> **SET PROBLEM**
Where a line below holds the string "JSON", copy that line.

** Begin RECORDS SUPPLIED **

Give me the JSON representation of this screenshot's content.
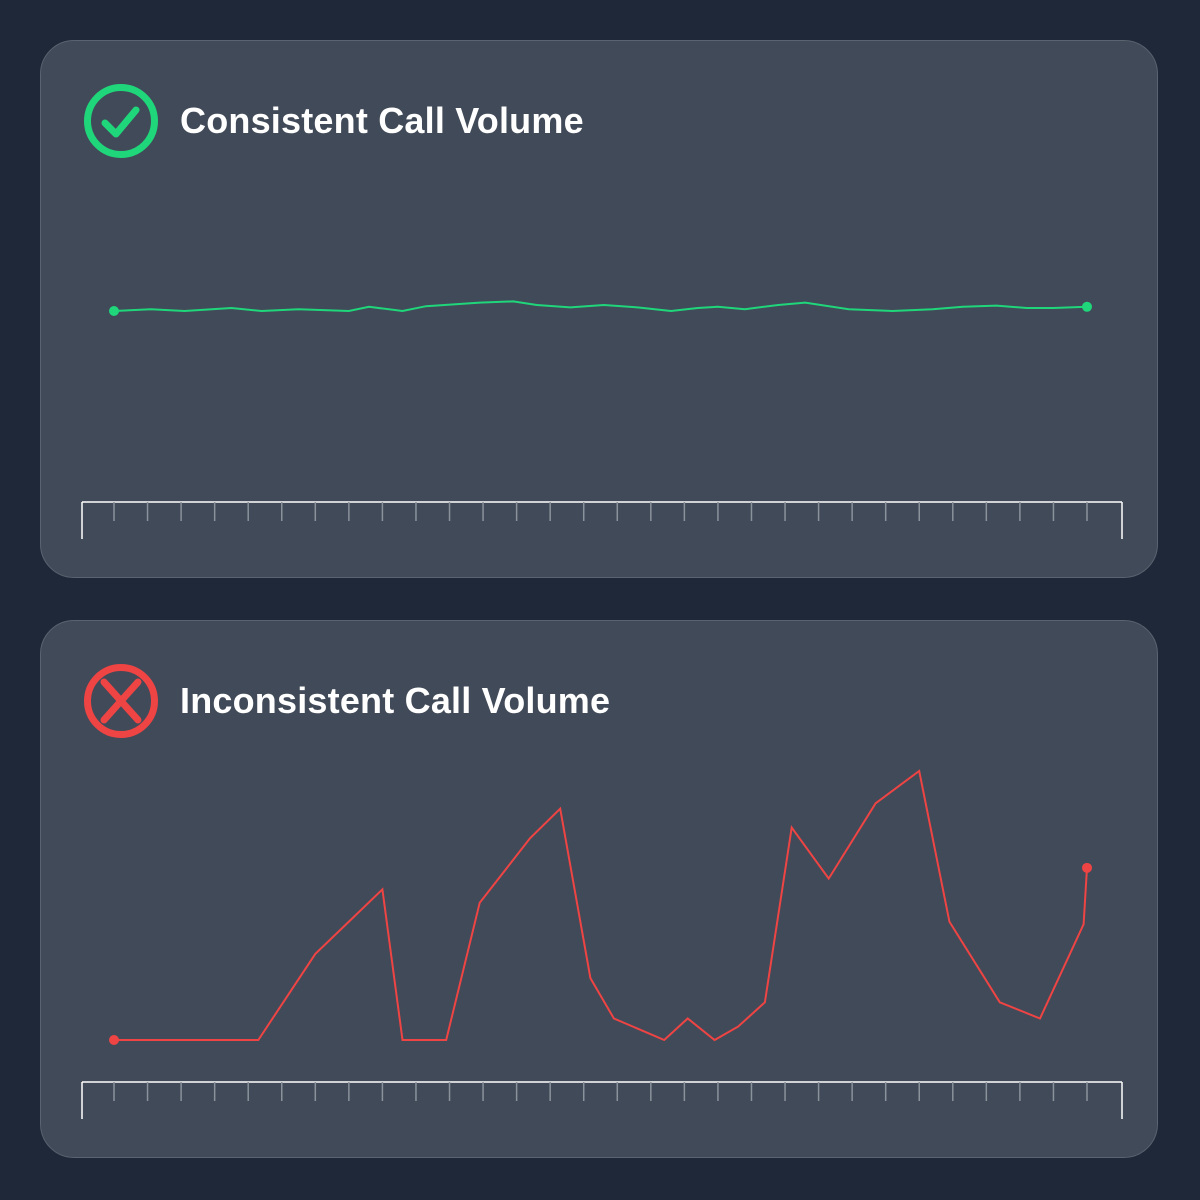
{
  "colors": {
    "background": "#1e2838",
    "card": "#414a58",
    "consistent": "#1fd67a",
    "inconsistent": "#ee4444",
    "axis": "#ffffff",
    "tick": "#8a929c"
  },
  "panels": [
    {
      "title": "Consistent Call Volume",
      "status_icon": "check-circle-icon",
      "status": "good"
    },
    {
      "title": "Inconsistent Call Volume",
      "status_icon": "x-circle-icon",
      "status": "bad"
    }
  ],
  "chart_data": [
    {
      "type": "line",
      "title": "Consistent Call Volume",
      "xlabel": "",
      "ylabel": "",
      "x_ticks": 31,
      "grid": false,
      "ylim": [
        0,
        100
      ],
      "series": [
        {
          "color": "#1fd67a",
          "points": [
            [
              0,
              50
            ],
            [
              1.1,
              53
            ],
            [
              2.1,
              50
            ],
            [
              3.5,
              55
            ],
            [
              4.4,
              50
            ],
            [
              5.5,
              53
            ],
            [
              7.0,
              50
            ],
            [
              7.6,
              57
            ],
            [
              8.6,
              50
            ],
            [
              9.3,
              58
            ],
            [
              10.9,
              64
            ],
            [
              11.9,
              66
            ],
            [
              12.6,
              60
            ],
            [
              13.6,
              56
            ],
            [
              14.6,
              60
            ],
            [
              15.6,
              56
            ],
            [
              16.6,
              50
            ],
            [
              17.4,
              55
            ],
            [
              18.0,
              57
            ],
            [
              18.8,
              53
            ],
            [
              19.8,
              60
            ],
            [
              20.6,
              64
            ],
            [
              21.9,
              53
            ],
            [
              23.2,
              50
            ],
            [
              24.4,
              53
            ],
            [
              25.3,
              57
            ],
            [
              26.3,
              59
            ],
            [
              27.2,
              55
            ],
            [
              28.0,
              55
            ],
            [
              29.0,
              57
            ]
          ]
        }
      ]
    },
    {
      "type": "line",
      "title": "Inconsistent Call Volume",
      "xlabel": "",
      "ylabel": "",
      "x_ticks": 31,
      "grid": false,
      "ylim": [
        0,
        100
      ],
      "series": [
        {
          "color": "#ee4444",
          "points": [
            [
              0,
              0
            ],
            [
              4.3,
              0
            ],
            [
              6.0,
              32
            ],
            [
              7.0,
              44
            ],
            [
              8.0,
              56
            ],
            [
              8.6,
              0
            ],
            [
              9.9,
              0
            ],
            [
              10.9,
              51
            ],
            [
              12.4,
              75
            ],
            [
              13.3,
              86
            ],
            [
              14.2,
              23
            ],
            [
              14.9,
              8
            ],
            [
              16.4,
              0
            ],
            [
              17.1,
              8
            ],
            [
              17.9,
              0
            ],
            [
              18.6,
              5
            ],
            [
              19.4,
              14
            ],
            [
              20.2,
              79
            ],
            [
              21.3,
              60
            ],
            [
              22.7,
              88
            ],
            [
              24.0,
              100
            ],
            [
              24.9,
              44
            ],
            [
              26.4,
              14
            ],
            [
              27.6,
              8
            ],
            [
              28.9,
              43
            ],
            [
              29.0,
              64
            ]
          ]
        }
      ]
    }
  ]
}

** End RECORDS SUPPLIED **
** Begin RECORDS SUPPLIED **

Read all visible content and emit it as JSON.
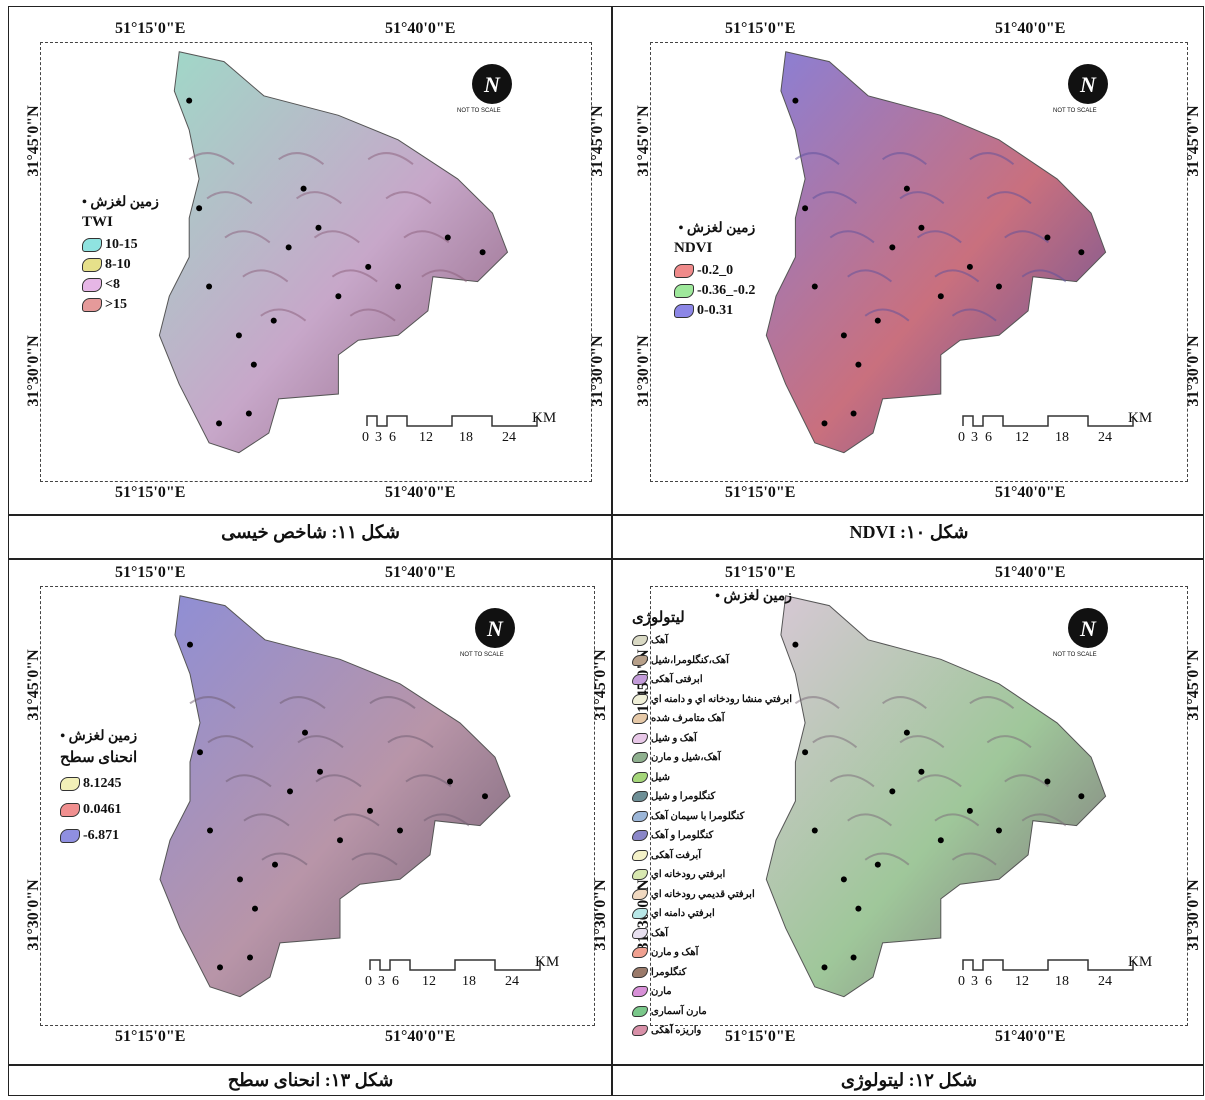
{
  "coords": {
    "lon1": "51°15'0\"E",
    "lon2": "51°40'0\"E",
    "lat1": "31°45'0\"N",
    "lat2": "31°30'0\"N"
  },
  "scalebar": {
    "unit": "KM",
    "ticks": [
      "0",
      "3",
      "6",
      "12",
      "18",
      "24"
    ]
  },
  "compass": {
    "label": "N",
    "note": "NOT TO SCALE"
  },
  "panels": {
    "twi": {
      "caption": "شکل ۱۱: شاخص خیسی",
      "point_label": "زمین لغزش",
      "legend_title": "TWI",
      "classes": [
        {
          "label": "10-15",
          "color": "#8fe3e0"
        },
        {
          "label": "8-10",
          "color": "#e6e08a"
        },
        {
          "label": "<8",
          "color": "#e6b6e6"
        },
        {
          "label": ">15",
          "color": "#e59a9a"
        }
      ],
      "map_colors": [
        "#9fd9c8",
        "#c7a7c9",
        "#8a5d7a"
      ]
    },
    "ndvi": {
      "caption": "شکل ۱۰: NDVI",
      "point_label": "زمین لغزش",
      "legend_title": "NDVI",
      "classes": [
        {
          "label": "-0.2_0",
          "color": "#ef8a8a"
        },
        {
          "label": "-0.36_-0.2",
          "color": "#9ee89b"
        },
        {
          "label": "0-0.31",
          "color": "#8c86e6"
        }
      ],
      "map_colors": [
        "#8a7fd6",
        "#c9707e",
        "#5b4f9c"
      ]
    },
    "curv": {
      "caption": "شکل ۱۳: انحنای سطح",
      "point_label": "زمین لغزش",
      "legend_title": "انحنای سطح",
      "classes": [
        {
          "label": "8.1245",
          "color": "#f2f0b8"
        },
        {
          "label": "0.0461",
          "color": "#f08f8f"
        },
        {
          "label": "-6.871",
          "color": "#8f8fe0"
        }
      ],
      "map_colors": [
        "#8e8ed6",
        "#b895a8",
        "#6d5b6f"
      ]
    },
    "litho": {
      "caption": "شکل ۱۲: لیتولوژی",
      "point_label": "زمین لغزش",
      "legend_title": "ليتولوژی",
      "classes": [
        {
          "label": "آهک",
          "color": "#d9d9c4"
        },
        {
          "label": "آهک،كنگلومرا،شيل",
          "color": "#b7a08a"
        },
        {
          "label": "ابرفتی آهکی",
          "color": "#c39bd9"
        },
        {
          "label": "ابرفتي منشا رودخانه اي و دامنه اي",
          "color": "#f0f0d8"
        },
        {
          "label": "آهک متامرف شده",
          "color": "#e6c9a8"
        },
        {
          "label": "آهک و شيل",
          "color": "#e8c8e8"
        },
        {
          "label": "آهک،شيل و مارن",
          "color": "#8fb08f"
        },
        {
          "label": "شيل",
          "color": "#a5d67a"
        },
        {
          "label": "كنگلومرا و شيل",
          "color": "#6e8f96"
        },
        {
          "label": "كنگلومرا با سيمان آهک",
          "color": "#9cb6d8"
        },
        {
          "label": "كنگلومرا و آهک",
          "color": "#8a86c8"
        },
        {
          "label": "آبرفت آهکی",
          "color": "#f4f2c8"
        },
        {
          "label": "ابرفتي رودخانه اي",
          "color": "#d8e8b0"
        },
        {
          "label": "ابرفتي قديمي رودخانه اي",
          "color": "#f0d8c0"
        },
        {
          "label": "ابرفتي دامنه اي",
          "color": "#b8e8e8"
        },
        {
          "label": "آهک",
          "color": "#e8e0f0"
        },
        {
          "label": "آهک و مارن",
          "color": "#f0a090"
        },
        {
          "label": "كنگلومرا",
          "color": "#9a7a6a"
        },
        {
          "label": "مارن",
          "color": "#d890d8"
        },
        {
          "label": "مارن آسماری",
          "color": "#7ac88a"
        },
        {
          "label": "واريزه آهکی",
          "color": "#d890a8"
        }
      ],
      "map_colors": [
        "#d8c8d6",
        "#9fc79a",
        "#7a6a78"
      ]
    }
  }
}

** End RECORDS SUPPLIED **
** Begin RECORDS SUPPLIED **

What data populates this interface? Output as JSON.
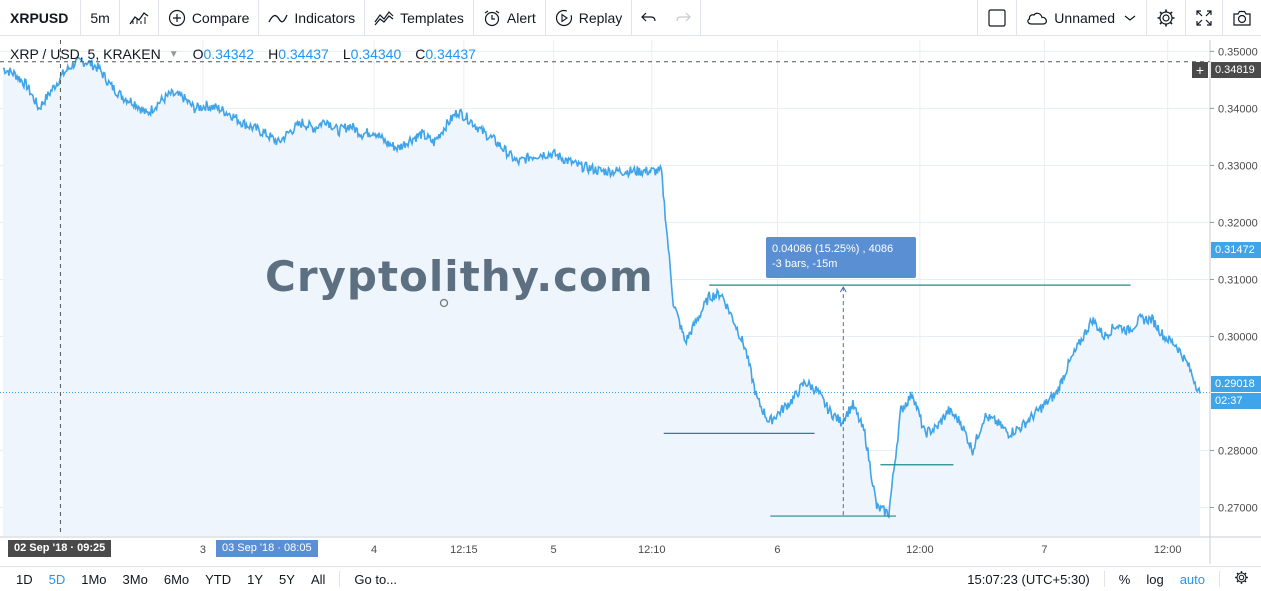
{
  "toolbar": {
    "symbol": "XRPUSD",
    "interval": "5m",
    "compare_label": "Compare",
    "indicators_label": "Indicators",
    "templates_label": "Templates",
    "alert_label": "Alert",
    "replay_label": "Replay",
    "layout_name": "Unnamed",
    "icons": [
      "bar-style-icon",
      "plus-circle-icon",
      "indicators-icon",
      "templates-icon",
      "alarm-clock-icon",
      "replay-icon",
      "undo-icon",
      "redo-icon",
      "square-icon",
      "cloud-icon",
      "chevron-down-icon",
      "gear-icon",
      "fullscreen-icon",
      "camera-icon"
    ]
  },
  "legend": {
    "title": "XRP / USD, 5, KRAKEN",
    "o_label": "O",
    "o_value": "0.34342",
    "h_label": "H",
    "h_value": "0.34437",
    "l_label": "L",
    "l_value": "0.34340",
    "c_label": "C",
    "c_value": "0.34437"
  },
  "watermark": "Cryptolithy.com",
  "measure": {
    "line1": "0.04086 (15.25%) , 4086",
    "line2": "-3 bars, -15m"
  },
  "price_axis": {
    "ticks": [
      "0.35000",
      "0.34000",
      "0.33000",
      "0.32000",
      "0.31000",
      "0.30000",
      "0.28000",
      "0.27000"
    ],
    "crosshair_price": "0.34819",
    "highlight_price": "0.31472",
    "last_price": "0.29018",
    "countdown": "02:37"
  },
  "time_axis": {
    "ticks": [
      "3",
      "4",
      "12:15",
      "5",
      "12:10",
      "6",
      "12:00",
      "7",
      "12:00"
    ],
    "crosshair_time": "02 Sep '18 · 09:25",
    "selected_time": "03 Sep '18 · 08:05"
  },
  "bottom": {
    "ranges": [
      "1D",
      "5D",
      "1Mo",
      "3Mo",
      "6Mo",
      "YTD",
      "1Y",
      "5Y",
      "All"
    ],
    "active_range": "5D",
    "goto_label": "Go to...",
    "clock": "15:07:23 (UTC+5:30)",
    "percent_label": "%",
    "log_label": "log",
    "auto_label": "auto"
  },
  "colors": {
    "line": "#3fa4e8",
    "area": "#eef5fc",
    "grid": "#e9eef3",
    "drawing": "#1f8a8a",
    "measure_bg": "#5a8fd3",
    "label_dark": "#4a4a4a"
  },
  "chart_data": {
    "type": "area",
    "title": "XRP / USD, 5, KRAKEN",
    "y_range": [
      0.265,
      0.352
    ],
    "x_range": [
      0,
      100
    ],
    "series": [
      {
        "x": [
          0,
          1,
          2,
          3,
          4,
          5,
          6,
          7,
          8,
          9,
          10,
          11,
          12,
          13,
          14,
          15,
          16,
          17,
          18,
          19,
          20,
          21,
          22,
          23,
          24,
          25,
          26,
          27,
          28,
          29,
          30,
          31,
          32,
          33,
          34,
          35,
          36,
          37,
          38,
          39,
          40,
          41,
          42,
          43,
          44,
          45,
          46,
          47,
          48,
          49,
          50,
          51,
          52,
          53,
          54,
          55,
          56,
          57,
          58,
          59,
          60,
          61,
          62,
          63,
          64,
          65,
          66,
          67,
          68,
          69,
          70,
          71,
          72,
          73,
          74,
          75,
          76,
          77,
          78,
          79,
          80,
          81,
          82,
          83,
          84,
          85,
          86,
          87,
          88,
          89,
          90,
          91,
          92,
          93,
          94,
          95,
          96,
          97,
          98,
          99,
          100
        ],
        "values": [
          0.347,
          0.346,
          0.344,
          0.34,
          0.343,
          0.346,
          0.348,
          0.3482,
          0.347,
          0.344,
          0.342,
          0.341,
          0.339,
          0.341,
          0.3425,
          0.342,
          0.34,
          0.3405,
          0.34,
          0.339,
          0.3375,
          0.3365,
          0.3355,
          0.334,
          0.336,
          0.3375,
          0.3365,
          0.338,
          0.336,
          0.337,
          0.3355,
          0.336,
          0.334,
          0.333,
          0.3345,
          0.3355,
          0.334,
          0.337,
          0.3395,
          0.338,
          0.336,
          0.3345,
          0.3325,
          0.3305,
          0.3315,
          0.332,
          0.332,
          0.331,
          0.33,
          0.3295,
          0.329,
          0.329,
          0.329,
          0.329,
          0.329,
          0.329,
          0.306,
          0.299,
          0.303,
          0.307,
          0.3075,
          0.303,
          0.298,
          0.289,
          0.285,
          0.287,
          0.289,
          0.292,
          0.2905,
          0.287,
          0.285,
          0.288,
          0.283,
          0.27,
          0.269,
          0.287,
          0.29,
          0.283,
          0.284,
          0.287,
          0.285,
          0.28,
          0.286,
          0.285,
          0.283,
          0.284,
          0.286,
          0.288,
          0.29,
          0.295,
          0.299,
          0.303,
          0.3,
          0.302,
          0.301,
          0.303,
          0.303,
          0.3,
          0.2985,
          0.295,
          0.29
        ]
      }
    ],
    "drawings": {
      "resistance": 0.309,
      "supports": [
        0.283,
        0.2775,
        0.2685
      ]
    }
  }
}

** End RECORDS SUPPLIED **

> **SOLUTION FOR THIS PROBLEM**
Give me the JSON representation of this screenshot's content.
Read all visible content and emit it as JSON.
What data populates this interface? Output as JSON.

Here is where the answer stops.